▶ [Written problem] Omit every picture, then give all the entries again exactly.

* Start *

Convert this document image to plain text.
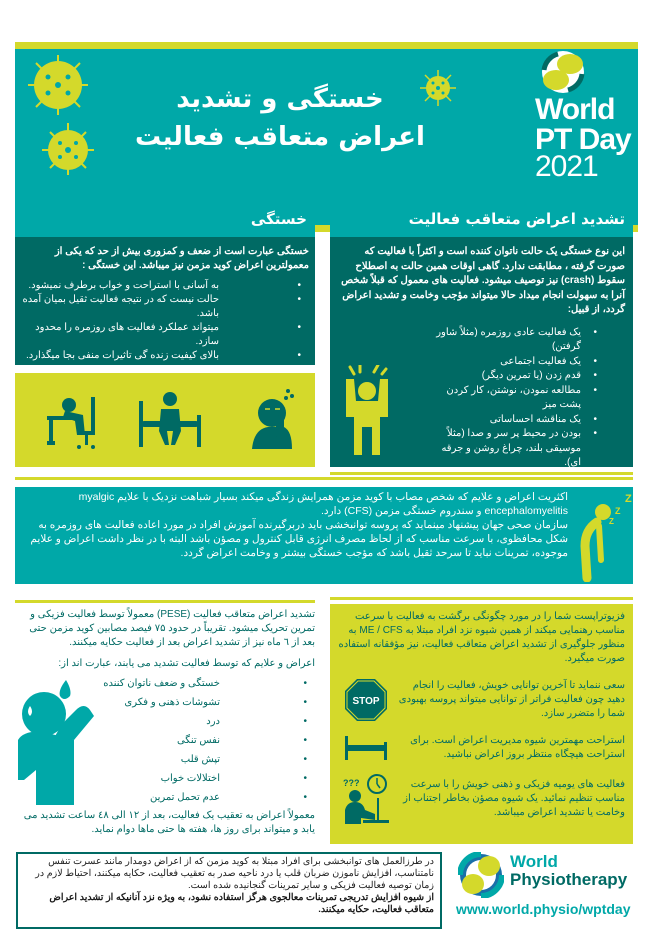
خستگی و تشدید
اعراض متعاقب فعالیت
World
PT Day
2021
خستگی

خستگی عبارت است از ضعف و کمزوری بیش از حد که یکی از معمولترین اعراض کوید مزمن نیز میباشد. این خستگی :

• به آسانی با استراحت و خواب برطرف نمیشود.
• حالت نیست که در نتیجه فعالیت ثقیل بمیان آمده باشد.
• میتواند عملکرد فعالیت های روزمره را محدود سازد.
• بالای کیفیت زنده گی تاثیرات منفی بجا میگذارد.
تشدید اعراض متعاقب فعالیت

این نوع خستگی یک حالت ناتوان کننده است و اکثراً با فعالیت که صورت گرفته ، مطابقت ندارد. گاهی اوقات همین حالت به اصطلاح سقوط (crash) نیز توصیف میشود. فعالیت های معمول که قبلاً شخص آنرا به سهولت انجام میداد حالا میتواند مؤجب وخامت و تشدید اعراض گردد، از قبیل:

• یک فعالیت عادی روزمره (مثلاً شاور گرفتن)
• یک فعالیت اجتماعی
• قدم زدن (یا تمرین دیگر)
• مطالعه نمودن، نوشتن، کار کردن پشت میز
• یک مناقشه احساساتی
• بودن در محیط پر سر و صدا (مثلاً موسیقی بلند، چراغ روشن و جرقه ای).
اکثریت اعراض و علایم که شخص مصاب با کوید مزمن همرایش زندگی میکند بسیار شباهت نزدیک با علایم myalgic encephalomyelitis و سندروم خستگی مزمن (CFS) دارد.
سازمان صحی جهان پیشنهاد مینماید که پروسه توانبخشی باید دربرگیرنده آموزش افراد در مورد اعاده فعالیت های روزمره به شکل محافظوی، با سرعت مناسب که از لحاظ مصرف انرژی قابل کنترول و مصؤن باشد البته با در نظر داشت اعراض و علایم موجوده، تمرینات نباید تا سرحد ثقیل باشد که مؤجب خستگی بیشتر و وخامت اعراض گردد.
Z
Z
Z

تشدید اعراض متعاقب فعالیت (PESE) معمولاً توسط فعالیت فزیکی و تمرین تحریک میشود. تقریباً در حدود ۷۵ فیصد مصابین کوید مزمن حتی بعد از ٦ ماه نیز از تشدید اعراض بعد از فعالیت حکایه میکنند.

اعراض و علایم که توسط فعالیت تشدید می یابند، عبارت اند از:

• خستگی و ضعف ناتوان کننده
• تشوشات ذهنی و فکری
• درد
• نفس تنگی
• تپش قلب
• اختلالات خواب
• عدم تحمل تمرین

معمولاً اعراض به تعقیب یک فعالیت، بعد از ۱۲ الی ٤٨ ساعت تشدید می یابد و میتواند برای روز ها، هفته ها حتی ماها دوام نماید.

فزیوتراپست شما را در مورد چگونگی برگشت به فعالیت با سرعت مناسب رهنمایی میکند از همین شیوه نزد افراد مبتلا به ME / CFS به منظور جلوگیری از تشدید اعراض متعاقب فعالیت، نیز مؤفقانه استفاده صورت میگیرد.
سعی ننماید تا آخرین توانایی خویش، فعالیت را انجام دهید چون فعالیت فراتر از توانایی میتواند پروسه بهبودی شما را متضرر سازد.
STOP
استراحت مهمترین شیوه مدیریت اعراض است. برای استراحت هیچگاه منتظر بروز اعراض نباشید.
فعالیت های یومیه فزیکی و ذهنی خویش را با سرعت مناسب تنظیم نمائید. یک شیوه مصؤن بخاطر اجتناب از وخامت یا تشدید اعراض میباشد.
???
در طرزالعمل های توانبخشی برای افراد مبتلا به کوید مزمن که از اعراض دومدار مانند عسرت تنفس نامتناسب، افزایش ناموزن ضربان قلب یا درد ناحیه صدر به تعقیب فعالیت، حکایه میکنند، احتیاط لازم در زمان توصیه فعالیت فزیکی و سایر تمرینات گنجانیده شده است.
از شیوه افزایش تدریجی تمرینات معالجوی هرگز استفاده نشود، به ویژه نزد آنانیکه از تشدید اعراض متعاقب فعالیت، حکایه میکنند.
World
Physiotherapy
www.world.physio/wptday
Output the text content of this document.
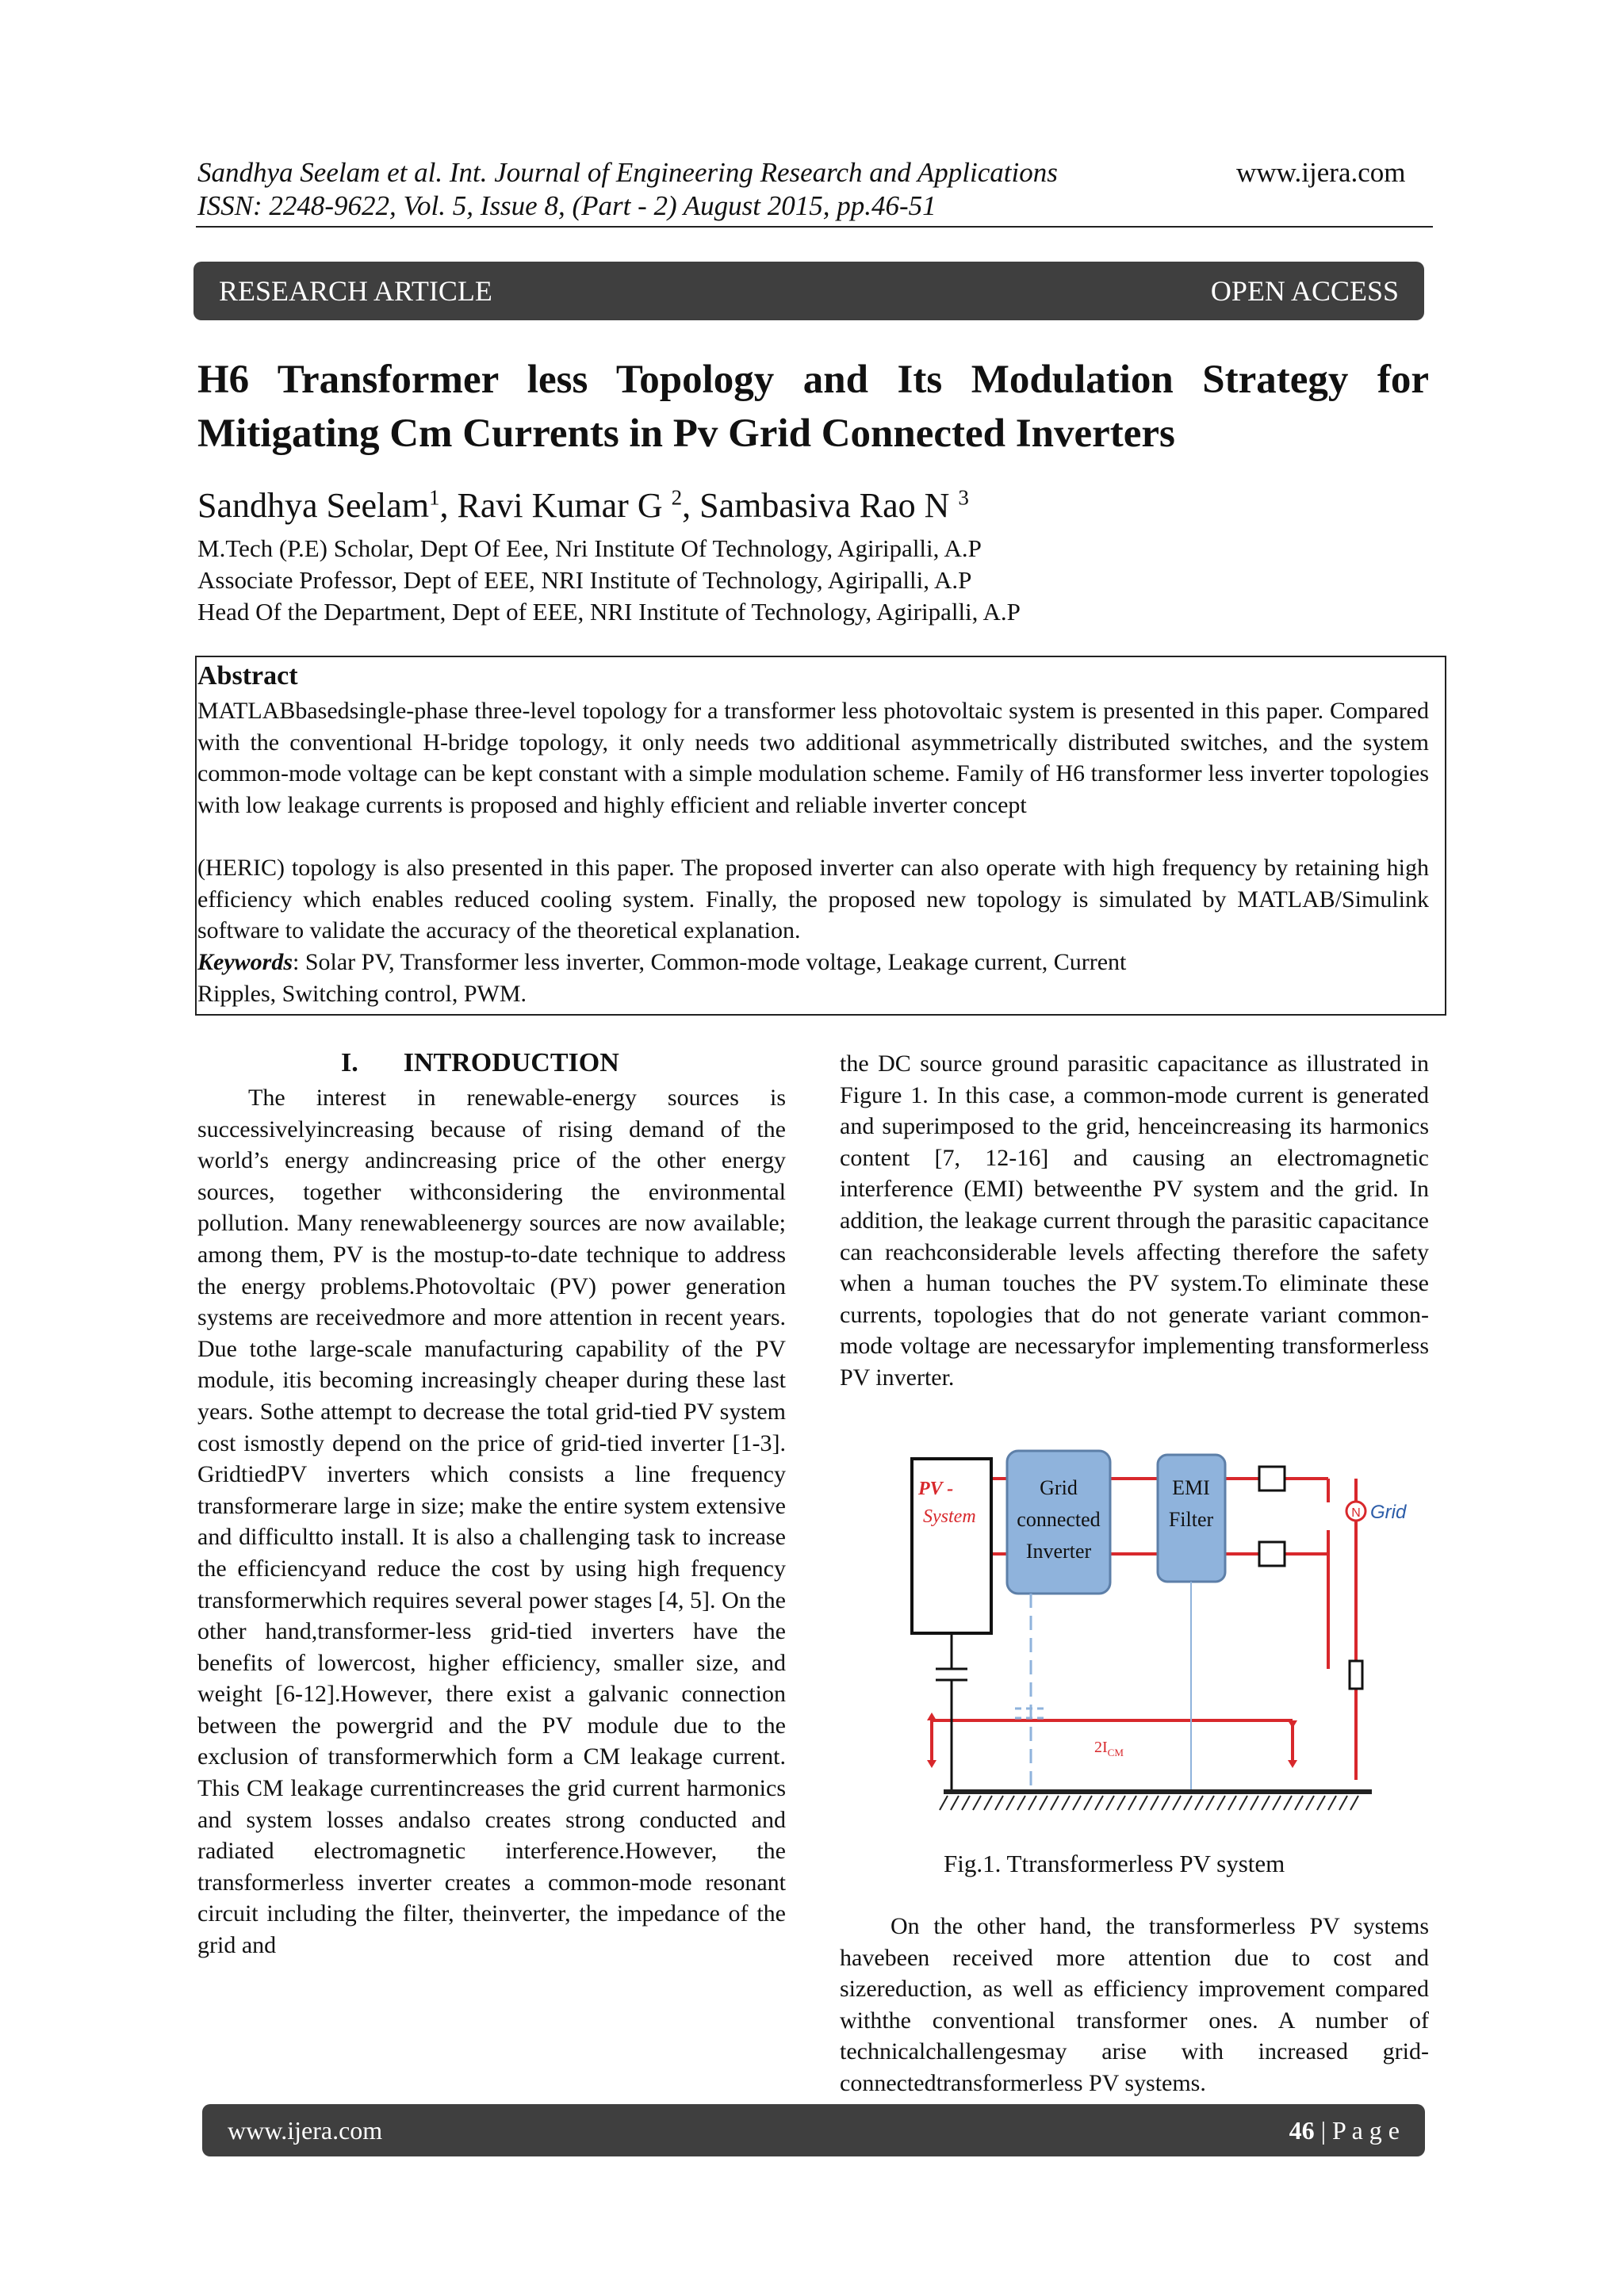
Sandhya Seelam et al. Int. Journal of Engineering Research and Applications	www.ijera.com
ISSN: 2248-9622, Vol. 5, Issue 8, (Part - 2) August 2015, pp.46-51
RESEARCH ARTICLE	OPEN ACCESS
H6 Transformer less Topology and Its Modulation Strategy for Mitigating Cm Currents in Pv Grid Connected Inverters
Sandhya Seelam$^1$, Ravi Kumar G $^2$, Sambasiva Rao N $^3$
M.Tech (P.E) Scholar, Dept Of Eee, Nri Institute Of Technology, Agiripalli, A.P
Associate Professor, Dept of EEE, NRI Institute of Technology, Agiripalli, A.P
Head Of the Department, Dept of EEE, NRI Institute of Technology, Agiripalli, A.P
Abstract
MATLABbasedsingle-phase three-level topology for a transformer less photovoltaic system is presented in this paper. Compared with the conventional H-bridge topology, it only needs two additional asymmetrically distributed switches, and the system common-mode voltage can be kept constant with a simple modulation scheme. Family of H6 transformer less inverter topologies with low leakage currents is proposed and highly efficient and reliable inverter concept
(HERIC) topology is also presented in this paper. The proposed inverter can also operate with high frequency by retaining high efficiency which enables reduced cooling system. Finally, the proposed new topology is simulated by MATLAB/Simulink software to validate the accuracy of the theoretical explanation.
Keywords: Solar PV, Transformer less inverter, Common-mode voltage, Leakage current, Current
Ripples, Switching control, PWM.
I. INTRODUCTION

The interest in renewable-energy sources is successivelyincreasing because of rising demand of the world’s energy andincreasing price of the other energy sources, together withconsidering the environmental pollution. Many renewableenergy sources are now available; among them, PV is the mostup-to-date technique to address the energy problems.Photovoltaic (PV) power generation systems are receivedmore and more attention in recent years. Due tothe large-scale manufacturing capability of the PV module, itis becoming increasingly cheaper during these last years. Sothe attempt to decrease the total grid-tied PV system cost ismostly depend on the price of grid-tied inverter [1-3]. GridtiedPV inverters which consists a line frequency transformerare large in size; make the entire system extensive and difficultto install. It is also a challenging task to increase the efficiencyand reduce the cost by using high frequency transformerwhich requires several power stages [4, 5]. On the other hand,transformer-less grid-tied inverters have the benefits of lowercost, higher efficiency, smaller size, and weight [6-12].However, there exist a galvanic connection between the powergrid and the PV module due to the exclusion of transformerwhich form a CM leakage current. This CM leakage currentincreases the grid current harmonics and system losses andalso creates strong conducted and radiated electromagnetic interference.However, the transformerless inverter creates a common-mode resonant circuit including the filter, theinverter, the impedance of the grid and

the DC source ground parasitic capacitance as illustrated in Figure 1. In this case, a common-mode current is generated and superimposed to the grid, henceincreasing its harmonics content [7, 12-16] and causing an electromagnetic interference (EMI) betweenthe PV system and the grid. In addition, the leakage current through the parasitic capacitance can reachconsiderable levels affecting therefore the safety when a human touches the PV system.To eliminate these currents, topologies that do not generate variant common-mode voltage are necessaryfor implementing transformerless PV inverter.

PV -
System
Grid
connected
Inverter
EMI
Filter	N Grid
$2I_{CM}$
Fig.1. Ttransformerless PV system

On the other hand, the transformerless PV systems havebeen received more attention due to cost and sizereduction, as well as efficiency improvement compared withthe conventional transformer ones. A number of technicalchallengesmay arise with increased grid-connectedtransformerless PV systems.

www.ijera.com	46 | P a g e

* End *

▶ [Answer below]
Convert this document image to plain text.
خستگی و تشدید
اعراض متعاقب فعالیت
World
PT Day
2021
خستگی

خستگی عبارت است از ضعف و کمزوری بیش از حد که یکی از معمولترین اعراض کوید مزمن نیز میباشد. این خستگی :

• به آسانی با استراحت و خواب برطرف نمیشود.
• حالت نیست که در نتیجه فعالیت ثقیل بمیان آمده باشد.
• میتواند عملکرد فعالیت های روزمره را محدود سازد.
• بالای کیفیت زنده گی تاثیرات منفی بجا میگذارد.
تشدید اعراض متعاقب فعالیت

این نوع خستگی یک حالت ناتوان کننده است و اکثراً با فعالیت که صورت گرفته ، مطابقت ندارد. گاهی اوقات همین حالت به اصطلاح سقوط (crash) نیز توصیف میشود. فعالیت های معمول که قبلاً شخص آنرا به سهولت انجام میداد حالا میتواند مؤجب وخامت و تشدید اعراض گردد، از قبیل:

• یک فعالیت عادی روزمره (مثلاً شاور گرفتن)
• یک فعالیت اجتماعی
• قدم زدن (یا تمرین دیگر)
• مطالعه نمودن، نوشتن، کار کردن پشت میز
• یک مناقشه احساساتی
• بودن در محیط پر سر و صدا (مثلاً موسیقی بلند، چراغ روشن و جرقه ای).
اکثریت اعراض و علایم که شخص مصاب با کوید مزمن همرایش زندگی میکند بسیار شباهت نزدیک با علایم myalgic encephalomyelitis و سندروم خستگی مزمن (CFS) دارد.
سازمان صحی جهان پیشنهاد مینماید که پروسه توانبخشی باید دربرگیرنده آموزش افراد در مورد اعاده فعالیت های روزمره به شکل محافظوی، با سرعت مناسب که از لحاظ مصرف انرژی قابل کنترول و مصؤن باشد البته با در نظر داشت اعراض و علایم موجوده، تمرینات نباید تا سرحد ثقیل باشد که مؤجب خستگی بیشتر و وخامت اعراض گردد.
Z
Z
Z

تشدید اعراض متعاقب فعالیت (PESE) معمولاً توسط فعالیت فزیکی و تمرین تحریک میشود. تقریباً در حدود ۷۵ فیصد مصابین کوید مزمن حتی بعد از ٦ ماه نیز از تشدید اعراض بعد از فعالیت حکایه میکنند.

اعراض و علایم که توسط فعالیت تشدید می یابند، عبارت اند از:

• خستگی و ضعف ناتوان کننده
• تشوشات ذهنی و فکری
• درد
• نفس تنگی
• تپش قلب
• اختلالات خواب
• عدم تحمل تمرین

معمولاً اعراض به تعقیب یک فعالیت، بعد از ۱۲ الی ٤٨ ساعت تشدید می یابد و میتواند برای روز ها، هفته ها حتی ماها دوام نماید.

فزیوتراپست شما را در مورد چگونگی برگشت به فعالیت با سرعت مناسب رهنمایی میکند از همین شیوه نزد افراد مبتلا به ME / CFS به منظور جلوگیری از تشدید اعراض متعاقب فعالیت، نیز مؤفقانه استفاده صورت میگیرد.
سعی ننماید تا آخرین توانایی خویش، فعالیت را انجام دهید چون فعالیت فراتر از توانایی میتواند پروسه بهبودی شما را متضرر سازد.
STOP
استراحت مهمترین شیوه مدیریت اعراض است. برای استراحت هیچگاه منتظر بروز اعراض نباشید.
فعالیت های یومیه فزیکی و ذهنی خویش را با سرعت مناسب تنظیم نمائید. یک شیوه مصؤن بخاطر اجتناب از وخامت یا تشدید اعراض میباشد.
???
در طرزالعمل های توانبخشی برای افراد مبتلا به کوید مزمن که از اعراض دومدار مانند عسرت تنفس نامتناسب، افزایش ناموزن ضربان قلب یا درد ناحیه صدر به تعقیب فعالیت، حکایه میکنند، احتیاط لازم در زمان توصیه فعالیت فزیکی و سایر تمرینات گنجانیده شده است.
از شیوه افزایش تدریجی تمرینات معالجوی هرگز استفاده نشود، به ویژه نزد آنانیکه از تشدید اعراض متعاقب فعالیت، حکایه میکنند.
World
Physiotherapy
www.world.physio/wptday
Output the text content of this document.
Sandhya Seelam et al. Int. Journal of Engineering Research and Applications	www.ijera.com
ISSN: 2248-9622, Vol. 5, Issue 8, (Part - 2) August 2015, pp.46-51
RESEARCH ARTICLE	OPEN ACCESS
H6 Transformer less Topology and Its Modulation Strategy for Mitigating Cm Currents in Pv Grid Connected Inverters
Sandhya Seelam$^1$, Ravi Kumar G $^2$, Sambasiva Rao N $^3$
M.Tech (P.E) Scholar, Dept Of Eee, Nri Institute Of Technology, Agiripalli, A.P
Associate Professor, Dept of EEE, NRI Institute of Technology, Agiripalli, A.P
Head Of the Department, Dept of EEE, NRI Institute of Technology, Agiripalli, A.P
Abstract
MATLABbasedsingle-phase three-level topology for a transformer less photovoltaic system is presented in this paper. Compared with the conventional H-bridge topology, it only needs two additional asymmetrically distributed switches, and the system common-mode voltage can be kept constant with a simple modulation scheme. Family of H6 transformer less inverter topologies with low leakage currents is proposed and highly efficient and reliable inverter concept
(HERIC) topology is also presented in this paper. The proposed inverter can also operate with high frequency by retaining high efficiency which enables reduced cooling system. Finally, the proposed new topology is simulated by MATLAB/Simulink software to validate the accuracy of the theoretical explanation.
Keywords: Solar PV, Transformer less inverter, Common-mode voltage, Leakage current, Current
Ripples, Switching control, PWM.
I. INTRODUCTION

The interest in renewable-energy sources is successivelyincreasing because of rising demand of the world’s energy andincreasing price of the other energy sources, together withconsidering the environmental pollution. Many renewableenergy sources are now available; among them, PV is the mostup-to-date technique to address the energy problems.Photovoltaic (PV) power generation systems are receivedmore and more attention in recent years. Due tothe large-scale manufacturing capability of the PV module, itis becoming increasingly cheaper during these last years. Sothe attempt to decrease the total grid-tied PV system cost ismostly depend on the price of grid-tied inverter [1-3]. GridtiedPV inverters which consists a line frequency transformerare large in size; make the entire system extensive and difficultto install. It is also a challenging task to increase the efficiencyand reduce the cost by using high frequency transformerwhich requires several power stages [4, 5]. On the other hand,transformer-less grid-tied inverters have the benefits of lowercost, higher efficiency, smaller size, and weight [6-12].However, there exist a galvanic connection between the powergrid and the PV module due to the exclusion of transformerwhich form a CM leakage current. This CM leakage currentincreases the grid current harmonics and system losses andalso creates strong conducted and radiated electromagnetic interference.However, the transformerless inverter creates a common-mode resonant circuit including the filter, theinverter, the impedance of the grid and

the DC source ground parasitic capacitance as illustrated in Figure 1. In this case, a common-mode current is generated and superimposed to the grid, henceincreasing its harmonics content [7, 12-16] and causing an electromagnetic interference (EMI) betweenthe PV system and the grid. In addition, the leakage current through the parasitic capacitance can reachconsiderable levels affecting therefore the safety when a human touches the PV system.To eliminate these currents, topologies that do not generate variant common-mode voltage are necessaryfor implementing transformerless PV inverter.

PV -
System
Grid
connected
Inverter
EMI
Filter	N Grid
$2I_{CM}$
Fig.1. Ttransformerless PV system

On the other hand, the transformerless PV systems havebeen received more attention due to cost and sizereduction, as well as efficiency improvement compared withthe conventional transformer ones. A number of technicalchallengesmay arise with increased grid-connectedtransformerless PV systems.

www.ijera.com	46 | P a g e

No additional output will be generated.